> [THE EXERCISE] Look for "subtitle" in each line of the entries, and return the matching lines.

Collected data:

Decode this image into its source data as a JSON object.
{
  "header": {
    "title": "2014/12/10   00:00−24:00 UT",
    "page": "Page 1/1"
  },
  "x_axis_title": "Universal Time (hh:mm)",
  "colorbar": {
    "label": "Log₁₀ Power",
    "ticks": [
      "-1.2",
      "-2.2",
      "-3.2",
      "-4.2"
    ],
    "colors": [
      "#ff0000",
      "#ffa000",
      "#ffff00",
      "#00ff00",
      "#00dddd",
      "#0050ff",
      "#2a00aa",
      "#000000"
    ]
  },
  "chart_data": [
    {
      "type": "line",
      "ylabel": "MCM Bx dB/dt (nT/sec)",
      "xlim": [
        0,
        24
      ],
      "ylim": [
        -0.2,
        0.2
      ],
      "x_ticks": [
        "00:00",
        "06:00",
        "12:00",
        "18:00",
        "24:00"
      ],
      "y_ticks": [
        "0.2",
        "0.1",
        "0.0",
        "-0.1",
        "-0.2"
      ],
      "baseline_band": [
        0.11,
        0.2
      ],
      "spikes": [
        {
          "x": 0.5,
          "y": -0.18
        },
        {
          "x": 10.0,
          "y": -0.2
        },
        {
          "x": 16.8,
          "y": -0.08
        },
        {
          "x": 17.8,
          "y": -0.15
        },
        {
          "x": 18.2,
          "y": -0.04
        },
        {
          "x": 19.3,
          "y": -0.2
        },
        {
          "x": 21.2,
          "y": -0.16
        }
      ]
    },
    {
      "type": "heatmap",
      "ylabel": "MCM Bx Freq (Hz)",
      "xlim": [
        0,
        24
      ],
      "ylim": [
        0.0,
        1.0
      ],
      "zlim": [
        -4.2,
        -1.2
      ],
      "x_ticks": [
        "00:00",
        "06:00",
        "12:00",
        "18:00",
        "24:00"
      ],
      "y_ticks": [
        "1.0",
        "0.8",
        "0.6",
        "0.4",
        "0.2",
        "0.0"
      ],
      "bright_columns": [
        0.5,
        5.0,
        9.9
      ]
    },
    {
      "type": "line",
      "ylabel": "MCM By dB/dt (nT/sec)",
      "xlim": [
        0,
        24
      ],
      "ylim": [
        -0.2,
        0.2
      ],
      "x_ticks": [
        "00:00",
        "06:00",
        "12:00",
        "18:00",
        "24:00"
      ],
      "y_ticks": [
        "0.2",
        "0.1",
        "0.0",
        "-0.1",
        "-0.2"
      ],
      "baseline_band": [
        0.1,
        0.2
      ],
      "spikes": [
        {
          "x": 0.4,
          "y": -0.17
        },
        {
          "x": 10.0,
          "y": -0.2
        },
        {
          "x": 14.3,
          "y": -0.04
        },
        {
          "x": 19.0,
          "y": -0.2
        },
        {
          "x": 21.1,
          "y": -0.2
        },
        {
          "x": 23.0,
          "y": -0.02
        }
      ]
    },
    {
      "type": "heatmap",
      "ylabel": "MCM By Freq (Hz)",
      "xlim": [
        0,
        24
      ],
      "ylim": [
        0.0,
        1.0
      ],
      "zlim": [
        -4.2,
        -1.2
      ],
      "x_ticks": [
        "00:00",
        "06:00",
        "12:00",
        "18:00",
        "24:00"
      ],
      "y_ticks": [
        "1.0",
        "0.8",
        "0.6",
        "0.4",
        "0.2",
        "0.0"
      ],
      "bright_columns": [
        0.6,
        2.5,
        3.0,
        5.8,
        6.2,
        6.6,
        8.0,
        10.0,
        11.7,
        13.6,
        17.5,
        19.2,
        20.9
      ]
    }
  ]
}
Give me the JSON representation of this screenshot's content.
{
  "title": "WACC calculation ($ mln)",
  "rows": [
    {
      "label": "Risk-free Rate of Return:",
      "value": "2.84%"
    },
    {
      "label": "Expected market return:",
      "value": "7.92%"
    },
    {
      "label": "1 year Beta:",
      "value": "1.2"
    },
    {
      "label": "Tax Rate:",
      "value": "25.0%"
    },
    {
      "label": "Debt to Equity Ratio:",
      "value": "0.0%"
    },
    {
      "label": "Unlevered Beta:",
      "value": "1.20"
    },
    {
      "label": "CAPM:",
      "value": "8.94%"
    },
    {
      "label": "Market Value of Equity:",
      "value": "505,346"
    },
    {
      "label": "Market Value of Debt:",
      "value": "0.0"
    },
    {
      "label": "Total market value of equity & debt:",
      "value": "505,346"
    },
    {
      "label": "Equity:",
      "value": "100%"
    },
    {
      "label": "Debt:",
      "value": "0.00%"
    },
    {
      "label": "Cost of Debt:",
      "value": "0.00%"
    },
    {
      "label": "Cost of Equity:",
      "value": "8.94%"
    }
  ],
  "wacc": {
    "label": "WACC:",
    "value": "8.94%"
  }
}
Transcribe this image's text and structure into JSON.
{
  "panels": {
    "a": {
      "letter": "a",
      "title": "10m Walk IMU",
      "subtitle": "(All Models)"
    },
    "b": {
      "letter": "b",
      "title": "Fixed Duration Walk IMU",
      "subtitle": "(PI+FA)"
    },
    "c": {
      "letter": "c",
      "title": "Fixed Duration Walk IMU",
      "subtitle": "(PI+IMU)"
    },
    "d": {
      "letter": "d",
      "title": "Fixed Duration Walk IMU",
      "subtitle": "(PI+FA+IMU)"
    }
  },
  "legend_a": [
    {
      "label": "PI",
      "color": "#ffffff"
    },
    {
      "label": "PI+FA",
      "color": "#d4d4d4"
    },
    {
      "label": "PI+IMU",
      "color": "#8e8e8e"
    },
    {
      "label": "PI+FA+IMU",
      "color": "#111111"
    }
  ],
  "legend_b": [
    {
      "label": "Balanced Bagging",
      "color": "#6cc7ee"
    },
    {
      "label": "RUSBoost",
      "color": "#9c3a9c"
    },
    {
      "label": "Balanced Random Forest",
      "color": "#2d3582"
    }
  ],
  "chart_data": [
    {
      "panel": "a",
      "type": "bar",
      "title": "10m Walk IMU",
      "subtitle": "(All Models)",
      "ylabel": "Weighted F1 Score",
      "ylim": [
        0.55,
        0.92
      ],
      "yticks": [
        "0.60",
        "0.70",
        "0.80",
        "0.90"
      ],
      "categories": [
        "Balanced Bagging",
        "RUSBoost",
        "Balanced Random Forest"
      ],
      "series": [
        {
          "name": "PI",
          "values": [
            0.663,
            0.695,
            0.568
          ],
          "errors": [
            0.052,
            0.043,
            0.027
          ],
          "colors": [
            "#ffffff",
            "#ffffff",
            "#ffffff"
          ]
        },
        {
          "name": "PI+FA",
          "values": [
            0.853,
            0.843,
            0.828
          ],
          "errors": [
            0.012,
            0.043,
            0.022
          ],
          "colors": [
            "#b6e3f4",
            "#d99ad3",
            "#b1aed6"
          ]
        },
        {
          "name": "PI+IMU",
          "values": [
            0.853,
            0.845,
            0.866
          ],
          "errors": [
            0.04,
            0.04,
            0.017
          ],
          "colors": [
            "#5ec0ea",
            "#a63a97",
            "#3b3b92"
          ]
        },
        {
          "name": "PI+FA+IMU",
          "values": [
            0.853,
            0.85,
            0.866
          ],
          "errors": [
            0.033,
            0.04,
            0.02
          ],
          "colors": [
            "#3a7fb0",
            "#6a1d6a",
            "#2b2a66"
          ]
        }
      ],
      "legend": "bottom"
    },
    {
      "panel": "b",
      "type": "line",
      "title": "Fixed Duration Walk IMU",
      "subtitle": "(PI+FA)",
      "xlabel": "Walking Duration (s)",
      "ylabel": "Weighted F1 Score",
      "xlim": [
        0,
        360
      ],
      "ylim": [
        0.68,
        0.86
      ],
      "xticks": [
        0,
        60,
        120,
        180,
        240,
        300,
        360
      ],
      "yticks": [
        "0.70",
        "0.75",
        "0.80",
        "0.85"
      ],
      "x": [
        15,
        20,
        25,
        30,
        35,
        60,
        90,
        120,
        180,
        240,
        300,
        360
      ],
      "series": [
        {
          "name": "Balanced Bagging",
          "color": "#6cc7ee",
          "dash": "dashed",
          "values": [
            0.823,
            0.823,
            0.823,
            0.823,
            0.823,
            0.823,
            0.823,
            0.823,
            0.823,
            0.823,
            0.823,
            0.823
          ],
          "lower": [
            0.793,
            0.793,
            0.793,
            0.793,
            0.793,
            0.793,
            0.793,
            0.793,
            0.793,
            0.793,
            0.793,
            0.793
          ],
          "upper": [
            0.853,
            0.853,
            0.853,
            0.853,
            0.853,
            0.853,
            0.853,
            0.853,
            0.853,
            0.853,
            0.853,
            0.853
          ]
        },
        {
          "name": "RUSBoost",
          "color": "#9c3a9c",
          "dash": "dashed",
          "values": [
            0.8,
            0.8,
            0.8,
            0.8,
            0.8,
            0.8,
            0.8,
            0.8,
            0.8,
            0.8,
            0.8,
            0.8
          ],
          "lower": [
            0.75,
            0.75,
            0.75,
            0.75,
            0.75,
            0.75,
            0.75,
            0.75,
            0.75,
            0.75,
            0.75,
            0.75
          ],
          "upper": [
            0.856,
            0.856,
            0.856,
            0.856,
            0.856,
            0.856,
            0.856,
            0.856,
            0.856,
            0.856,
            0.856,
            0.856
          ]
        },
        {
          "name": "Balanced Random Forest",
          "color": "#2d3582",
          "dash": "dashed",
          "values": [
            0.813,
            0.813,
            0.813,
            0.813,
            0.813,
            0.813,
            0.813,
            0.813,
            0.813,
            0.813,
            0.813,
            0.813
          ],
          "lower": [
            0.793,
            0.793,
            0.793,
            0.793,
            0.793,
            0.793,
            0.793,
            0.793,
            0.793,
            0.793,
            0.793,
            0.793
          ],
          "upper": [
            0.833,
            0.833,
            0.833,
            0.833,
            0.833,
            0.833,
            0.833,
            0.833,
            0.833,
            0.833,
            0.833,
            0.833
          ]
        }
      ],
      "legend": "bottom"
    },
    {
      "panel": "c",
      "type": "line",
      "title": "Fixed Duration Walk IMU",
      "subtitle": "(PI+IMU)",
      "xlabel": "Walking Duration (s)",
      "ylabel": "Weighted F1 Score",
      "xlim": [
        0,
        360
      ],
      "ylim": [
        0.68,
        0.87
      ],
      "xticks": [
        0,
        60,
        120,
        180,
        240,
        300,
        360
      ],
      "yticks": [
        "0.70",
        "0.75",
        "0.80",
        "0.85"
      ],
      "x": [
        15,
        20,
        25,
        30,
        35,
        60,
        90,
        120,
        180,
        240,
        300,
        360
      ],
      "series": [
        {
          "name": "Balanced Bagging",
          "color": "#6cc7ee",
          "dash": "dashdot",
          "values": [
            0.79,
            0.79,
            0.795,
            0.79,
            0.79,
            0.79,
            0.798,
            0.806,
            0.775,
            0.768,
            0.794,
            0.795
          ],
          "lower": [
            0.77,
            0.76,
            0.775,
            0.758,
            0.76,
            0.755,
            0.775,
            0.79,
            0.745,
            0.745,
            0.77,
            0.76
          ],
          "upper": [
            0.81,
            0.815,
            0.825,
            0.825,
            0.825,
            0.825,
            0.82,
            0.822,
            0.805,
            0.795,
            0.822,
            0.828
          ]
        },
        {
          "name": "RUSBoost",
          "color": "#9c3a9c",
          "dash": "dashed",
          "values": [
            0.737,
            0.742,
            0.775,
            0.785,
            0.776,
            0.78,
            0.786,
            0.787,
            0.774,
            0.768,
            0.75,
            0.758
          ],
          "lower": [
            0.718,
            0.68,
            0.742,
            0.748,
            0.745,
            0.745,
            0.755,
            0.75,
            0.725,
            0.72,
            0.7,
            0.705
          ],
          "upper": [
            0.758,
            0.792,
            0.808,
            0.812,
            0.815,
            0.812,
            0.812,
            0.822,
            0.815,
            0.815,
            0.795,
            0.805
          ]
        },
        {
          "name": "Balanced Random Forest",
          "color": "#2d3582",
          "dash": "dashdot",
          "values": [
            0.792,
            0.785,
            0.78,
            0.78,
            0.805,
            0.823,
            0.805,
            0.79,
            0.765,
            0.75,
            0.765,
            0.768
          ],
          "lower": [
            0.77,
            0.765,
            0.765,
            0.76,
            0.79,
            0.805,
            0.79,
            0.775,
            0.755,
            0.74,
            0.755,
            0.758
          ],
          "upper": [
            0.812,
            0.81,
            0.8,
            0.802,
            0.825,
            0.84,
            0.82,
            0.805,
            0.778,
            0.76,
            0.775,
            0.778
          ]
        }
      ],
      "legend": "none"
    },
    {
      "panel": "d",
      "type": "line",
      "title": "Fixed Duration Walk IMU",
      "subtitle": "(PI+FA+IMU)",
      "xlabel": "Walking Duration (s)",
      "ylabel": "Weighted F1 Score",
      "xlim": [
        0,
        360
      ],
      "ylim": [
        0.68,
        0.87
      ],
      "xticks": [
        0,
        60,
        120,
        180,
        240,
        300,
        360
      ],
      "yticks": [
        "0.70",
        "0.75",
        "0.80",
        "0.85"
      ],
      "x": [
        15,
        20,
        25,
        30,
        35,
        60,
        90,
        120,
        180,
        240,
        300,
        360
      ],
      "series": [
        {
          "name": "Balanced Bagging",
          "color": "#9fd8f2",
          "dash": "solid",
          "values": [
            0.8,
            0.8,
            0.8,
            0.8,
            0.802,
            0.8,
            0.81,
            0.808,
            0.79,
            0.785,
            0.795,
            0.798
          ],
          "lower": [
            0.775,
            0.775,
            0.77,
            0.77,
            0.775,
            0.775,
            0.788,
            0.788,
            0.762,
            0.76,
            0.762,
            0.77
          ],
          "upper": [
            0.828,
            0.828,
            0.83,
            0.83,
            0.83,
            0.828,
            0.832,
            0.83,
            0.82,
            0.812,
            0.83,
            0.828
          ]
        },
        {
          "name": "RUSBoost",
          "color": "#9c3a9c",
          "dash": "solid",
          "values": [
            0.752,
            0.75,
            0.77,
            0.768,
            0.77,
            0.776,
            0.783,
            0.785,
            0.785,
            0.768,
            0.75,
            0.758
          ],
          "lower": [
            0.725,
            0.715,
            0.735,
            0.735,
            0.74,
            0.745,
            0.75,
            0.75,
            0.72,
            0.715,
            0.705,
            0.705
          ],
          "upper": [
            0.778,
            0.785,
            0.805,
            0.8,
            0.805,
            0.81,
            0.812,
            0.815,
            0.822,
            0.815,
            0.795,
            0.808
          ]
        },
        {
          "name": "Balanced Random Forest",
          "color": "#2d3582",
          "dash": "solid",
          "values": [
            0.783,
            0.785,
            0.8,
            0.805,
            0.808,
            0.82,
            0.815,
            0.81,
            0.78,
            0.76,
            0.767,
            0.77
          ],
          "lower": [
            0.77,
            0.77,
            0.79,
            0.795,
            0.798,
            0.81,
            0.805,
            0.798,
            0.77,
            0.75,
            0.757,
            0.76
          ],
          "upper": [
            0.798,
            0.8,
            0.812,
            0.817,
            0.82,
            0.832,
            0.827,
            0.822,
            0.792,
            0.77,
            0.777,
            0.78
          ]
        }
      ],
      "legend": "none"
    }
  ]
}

> [COMPLETED EXERCISE]
      "subtitle": "(All Models)"
      "subtitle": "(PI+FA)"
      "subtitle": "(PI+IMU)"
      "subtitle": "(PI+FA+IMU)"
      "subtitle": "(All Models)",
      "subtitle": "(PI+FA)",
      "subtitle": "(PI+IMU)",
      "subtitle": "(PI+FA+IMU)",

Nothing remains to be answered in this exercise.